[Saved entries]

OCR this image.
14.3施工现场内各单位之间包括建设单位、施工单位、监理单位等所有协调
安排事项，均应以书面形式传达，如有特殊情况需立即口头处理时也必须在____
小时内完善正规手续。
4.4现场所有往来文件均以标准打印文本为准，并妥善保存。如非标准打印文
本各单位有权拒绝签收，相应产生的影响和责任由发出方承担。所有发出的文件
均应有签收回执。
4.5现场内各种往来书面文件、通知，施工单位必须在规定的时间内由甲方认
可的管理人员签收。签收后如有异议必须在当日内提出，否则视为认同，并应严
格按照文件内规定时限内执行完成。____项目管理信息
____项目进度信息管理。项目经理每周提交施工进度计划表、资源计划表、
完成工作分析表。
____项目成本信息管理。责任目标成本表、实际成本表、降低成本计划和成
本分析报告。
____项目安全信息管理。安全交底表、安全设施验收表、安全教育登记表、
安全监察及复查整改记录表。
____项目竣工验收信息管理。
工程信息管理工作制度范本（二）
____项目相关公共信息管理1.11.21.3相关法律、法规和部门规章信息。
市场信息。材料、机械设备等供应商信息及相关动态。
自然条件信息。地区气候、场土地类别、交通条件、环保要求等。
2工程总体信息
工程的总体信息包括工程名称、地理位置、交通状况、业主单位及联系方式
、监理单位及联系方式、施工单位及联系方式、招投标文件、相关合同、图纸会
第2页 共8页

→ PROBLEM TO SOLVE:
All of the data needs to be reproduced exactly, with no line missing.

→ TASK OUTPUT:
OCR this image.
14.3施工现场内各单位之间包括建设单位、施工单位、监理单位等所有协调
安排事项，均应以书面形式传达，如有特殊情况需立即口头处理时也必须在____
小时内完善正规手续。
4.4现场所有往来文件均以标准打印文本为准，并妥善保存。如非标准打印文
本各单位有权拒绝签收，相应产生的影响和责任由发出方承担。所有发出的文件
均应有签收回执。
4.5现场内各种往来书面文件、通知，施工单位必须在规定的时间内由甲方认
可的管理人员签收。签收后如有异议必须在当日内提出，否则视为认同，并应严
格按照文件内规定时限内执行完成。____项目管理信息
____项目进度信息管理。项目经理每周提交施工进度计划表、资源计划表、
完成工作分析表。
____项目成本信息管理。责任目标成本表、实际成本表、降低成本计划和成
本分析报告。
____项目安全信息管理。安全交底表、安全设施验收表、安全教育登记表、
安全监察及复查整改记录表。
____项目竣工验收信息管理。
工程信息管理工作制度范本（二）
____项目相关公共信息管理1.11.21.3相关法律、法规和部门规章信息。
市场信息。材料、机械设备等供应商信息及相关动态。
自然条件信息。地区气候、场土地类别、交通条件、环保要求等。
2工程总体信息
工程的总体信息包括工程名称、地理位置、交通状况、业主单位及联系方式
、监理单位及联系方式、施工单位及联系方式、招投标文件、相关合同、图纸会
第2页 共8页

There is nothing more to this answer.